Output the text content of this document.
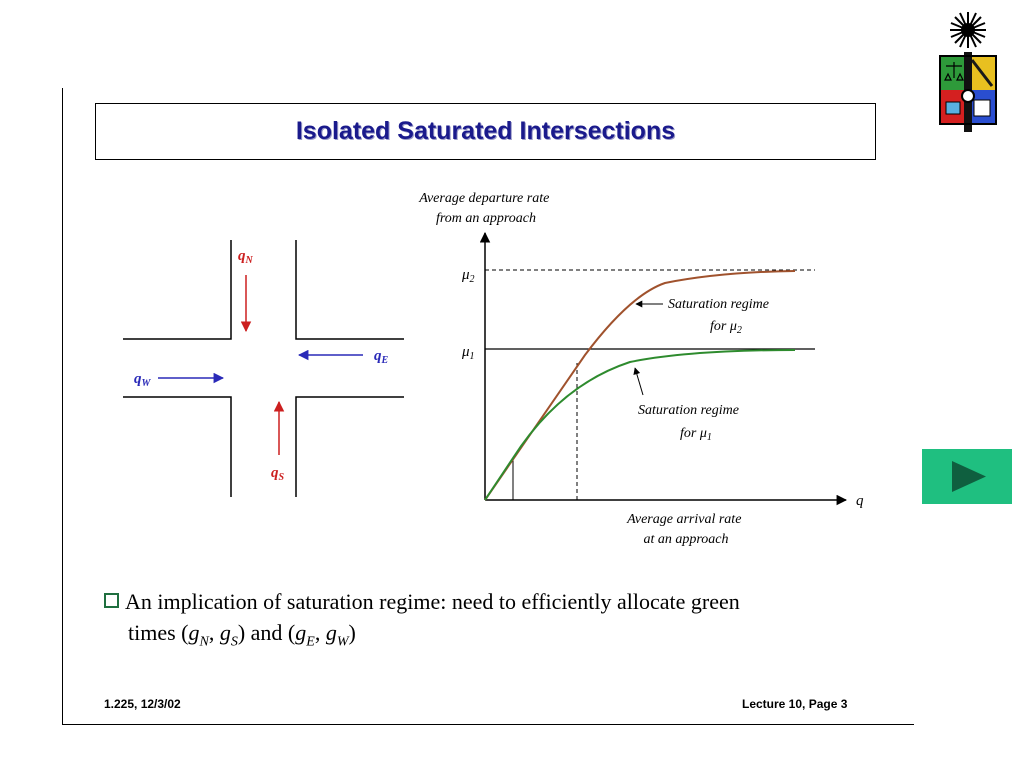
Isolated Saturated Intersections
$q_N$
$q_S$
$q_E$
$q_W$
Average departure rate from an approach
Average arrival rate at an approach
q
$\mu_2$
$\mu_1$
Saturation regime for $\mu_2$
Saturation regime for $\mu_1$
An implication of saturation regime: need to efficiently allocate green
times ($g_N$, $g_S$) and ($g_E$, $g_W$)
1.225, 12/3/02	Lecture 10, Page 3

-- -- --

Task details: Track down the lines that include the word "approach" and copy them.

Response below:
Average departure rate from an approach
Average arrival rate at an approach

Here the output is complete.